▸ **GOAL**
Transcribe the records below exactly.

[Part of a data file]
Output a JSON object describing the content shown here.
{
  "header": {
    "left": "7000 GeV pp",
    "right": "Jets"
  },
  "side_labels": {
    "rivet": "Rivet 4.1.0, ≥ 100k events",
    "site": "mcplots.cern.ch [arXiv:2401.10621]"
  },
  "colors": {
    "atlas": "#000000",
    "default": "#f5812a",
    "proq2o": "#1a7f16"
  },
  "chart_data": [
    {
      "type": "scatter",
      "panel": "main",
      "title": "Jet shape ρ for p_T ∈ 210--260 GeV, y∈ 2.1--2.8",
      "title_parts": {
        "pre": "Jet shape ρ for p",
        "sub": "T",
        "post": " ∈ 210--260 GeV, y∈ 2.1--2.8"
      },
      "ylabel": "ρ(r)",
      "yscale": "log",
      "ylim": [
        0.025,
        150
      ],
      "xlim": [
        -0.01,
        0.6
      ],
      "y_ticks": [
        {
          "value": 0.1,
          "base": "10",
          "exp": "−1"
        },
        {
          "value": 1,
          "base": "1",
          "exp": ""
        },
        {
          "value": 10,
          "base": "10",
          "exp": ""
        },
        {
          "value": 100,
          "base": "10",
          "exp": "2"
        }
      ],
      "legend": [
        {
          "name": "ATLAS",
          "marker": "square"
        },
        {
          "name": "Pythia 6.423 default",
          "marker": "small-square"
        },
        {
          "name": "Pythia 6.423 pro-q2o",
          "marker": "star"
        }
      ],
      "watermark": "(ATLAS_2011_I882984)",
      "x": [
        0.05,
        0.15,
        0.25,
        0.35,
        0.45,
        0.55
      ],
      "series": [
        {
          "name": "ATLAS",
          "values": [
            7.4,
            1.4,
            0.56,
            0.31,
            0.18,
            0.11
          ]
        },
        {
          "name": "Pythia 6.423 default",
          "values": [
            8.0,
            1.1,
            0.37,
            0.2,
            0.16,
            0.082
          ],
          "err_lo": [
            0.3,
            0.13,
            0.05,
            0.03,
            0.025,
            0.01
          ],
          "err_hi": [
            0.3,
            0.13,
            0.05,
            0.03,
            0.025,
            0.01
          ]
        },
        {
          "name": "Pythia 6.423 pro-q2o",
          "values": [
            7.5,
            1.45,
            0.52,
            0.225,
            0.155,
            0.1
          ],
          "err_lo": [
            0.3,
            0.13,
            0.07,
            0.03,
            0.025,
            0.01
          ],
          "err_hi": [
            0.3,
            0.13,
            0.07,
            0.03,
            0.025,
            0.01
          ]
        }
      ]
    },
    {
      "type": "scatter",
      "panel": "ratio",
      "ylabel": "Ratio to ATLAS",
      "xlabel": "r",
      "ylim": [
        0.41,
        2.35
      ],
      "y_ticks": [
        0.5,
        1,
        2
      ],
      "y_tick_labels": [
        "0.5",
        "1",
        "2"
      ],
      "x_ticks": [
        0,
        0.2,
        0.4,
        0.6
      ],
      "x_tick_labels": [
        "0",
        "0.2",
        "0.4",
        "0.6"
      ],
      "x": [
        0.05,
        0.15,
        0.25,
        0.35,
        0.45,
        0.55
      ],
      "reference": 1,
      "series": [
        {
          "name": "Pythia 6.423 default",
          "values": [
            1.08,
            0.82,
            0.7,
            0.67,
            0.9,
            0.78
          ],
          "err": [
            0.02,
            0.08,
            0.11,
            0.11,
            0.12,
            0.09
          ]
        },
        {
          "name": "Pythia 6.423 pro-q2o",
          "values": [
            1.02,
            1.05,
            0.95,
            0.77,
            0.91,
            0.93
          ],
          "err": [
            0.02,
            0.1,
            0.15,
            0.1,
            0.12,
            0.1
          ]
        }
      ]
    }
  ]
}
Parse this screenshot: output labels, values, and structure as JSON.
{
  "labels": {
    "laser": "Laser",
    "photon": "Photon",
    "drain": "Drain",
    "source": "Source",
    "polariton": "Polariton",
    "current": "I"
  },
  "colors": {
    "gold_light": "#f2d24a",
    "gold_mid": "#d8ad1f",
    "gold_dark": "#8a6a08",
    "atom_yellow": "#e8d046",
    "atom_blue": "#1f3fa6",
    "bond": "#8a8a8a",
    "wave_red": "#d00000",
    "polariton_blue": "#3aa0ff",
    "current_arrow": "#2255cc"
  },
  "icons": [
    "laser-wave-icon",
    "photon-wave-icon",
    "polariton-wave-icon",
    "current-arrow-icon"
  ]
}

▸ **FINAL ANSWER**
Output a JSON object describing the content shown here.
{
  "header": {
    "left": "7000 GeV pp",
    "right": "Jets"
  },
  "side_labels": {
    "rivet": "Rivet 4.1.0, ≥ 100k events",
    "site": "mcplots.cern.ch [arXiv:2401.10621]"
  },
  "colors": {
    "atlas": "#000000",
    "default": "#f5812a",
    "proq2o": "#1a7f16"
  },
  "chart_data": [
    {
      "type": "scatter",
      "panel": "main",
      "title": "Jet shape ρ for p_T ∈ 210--260 GeV, y∈ 2.1--2.8",
      "title_parts": {
        "pre": "Jet shape ρ for p",
        "sub": "T",
        "post": " ∈ 210--260 GeV, y∈ 2.1--2.8"
      },
      "ylabel": "ρ(r)",
      "yscale": "log",
      "ylim": [
        0.025,
        150
      ],
      "xlim": [
        -0.01,
        0.6
      ],
      "y_ticks": [
        {
          "value": 0.1,
          "base": "10",
          "exp": "−1"
        },
        {
          "value": 1,
          "base": "1",
          "exp": ""
        },
        {
          "value": 10,
          "base": "10",
          "exp": ""
        },
        {
          "value": 100,
          "base": "10",
          "exp": "2"
        }
      ],
      "legend": [
        {
          "name": "ATLAS",
          "marker": "square"
        },
        {
          "name": "Pythia 6.423 default",
          "marker": "small-square"
        },
        {
          "name": "Pythia 6.423 pro-q2o",
          "marker": "star"
        }
      ],
      "watermark": "(ATLAS_2011_I882984)",
      "x": [
        0.05,
        0.15,
        0.25,
        0.35,
        0.45,
        0.55
      ],
      "series": [
        {
          "name": "ATLAS",
          "values": [
            7.4,
            1.4,
            0.56,
            0.31,
            0.18,
            0.11
          ]
        },
        {
          "name": "Pythia 6.423 default",
          "values": [
            8.0,
            1.1,
            0.37,
            0.2,
            0.16,
            0.082
          ],
          "err_lo": [
            0.3,
            0.13,
            0.05,
            0.03,
            0.025,
            0.01
          ],
          "err_hi": [
            0.3,
            0.13,
            0.05,
            0.03,
            0.025,
            0.01
          ]
        },
        {
          "name": "Pythia 6.423 pro-q2o",
          "values": [
            7.5,
            1.45,
            0.52,
            0.225,
            0.155,
            0.1
          ],
          "err_lo": [
            0.3,
            0.13,
            0.07,
            0.03,
            0.025,
            0.01
          ],
          "err_hi": [
            0.3,
            0.13,
            0.07,
            0.03,
            0.025,
            0.01
          ]
        }
      ]
    },
    {
      "type": "scatter",
      "panel": "ratio",
      "ylabel": "Ratio to ATLAS",
      "xlabel": "r",
      "ylim": [
        0.41,
        2.35
      ],
      "y_ticks": [
        0.5,
        1,
        2
      ],
      "y_tick_labels": [
        "0.5",
        "1",
        "2"
      ],
      "x_ticks": [
        0,
        0.2,
        0.4,
        0.6
      ],
      "x_tick_labels": [
        "0",
        "0.2",
        "0.4",
        "0.6"
      ],
      "x": [
        0.05,
        0.15,
        0.25,
        0.35,
        0.45,
        0.55
      ],
      "reference": 1,
      "series": [
        {
          "name": "Pythia 6.423 default",
          "values": [
            1.08,
            0.82,
            0.7,
            0.67,
            0.9,
            0.78
          ],
          "err": [
            0.02,
            0.08,
            0.11,
            0.11,
            0.12,
            0.09
          ]
        },
        {
          "name": "Pythia 6.423 pro-q2o",
          "values": [
            1.02,
            1.05,
            0.95,
            0.77,
            0.91,
            0.93
          ],
          "err": [
            0.02,
            0.1,
            0.15,
            0.1,
            0.12,
            0.1
          ]
        }
      ]
    }
  ]
}
Parse this screenshot: output labels, values, and structure as JSON.
{
  "labels": {
    "laser": "Laser",
    "photon": "Photon",
    "drain": "Drain",
    "source": "Source",
    "polariton": "Polariton",
    "current": "I"
  },
  "colors": {
    "gold_light": "#f2d24a",
    "gold_mid": "#d8ad1f",
    "gold_dark": "#8a6a08",
    "atom_yellow": "#e8d046",
    "atom_blue": "#1f3fa6",
    "bond": "#8a8a8a",
    "wave_red": "#d00000",
    "polariton_blue": "#3aa0ff",
    "current_arrow": "#2255cc"
  },
  "icons": [
    "laser-wave-icon",
    "photon-wave-icon",
    "polariton-wave-icon",
    "current-arrow-icon"
  ]
}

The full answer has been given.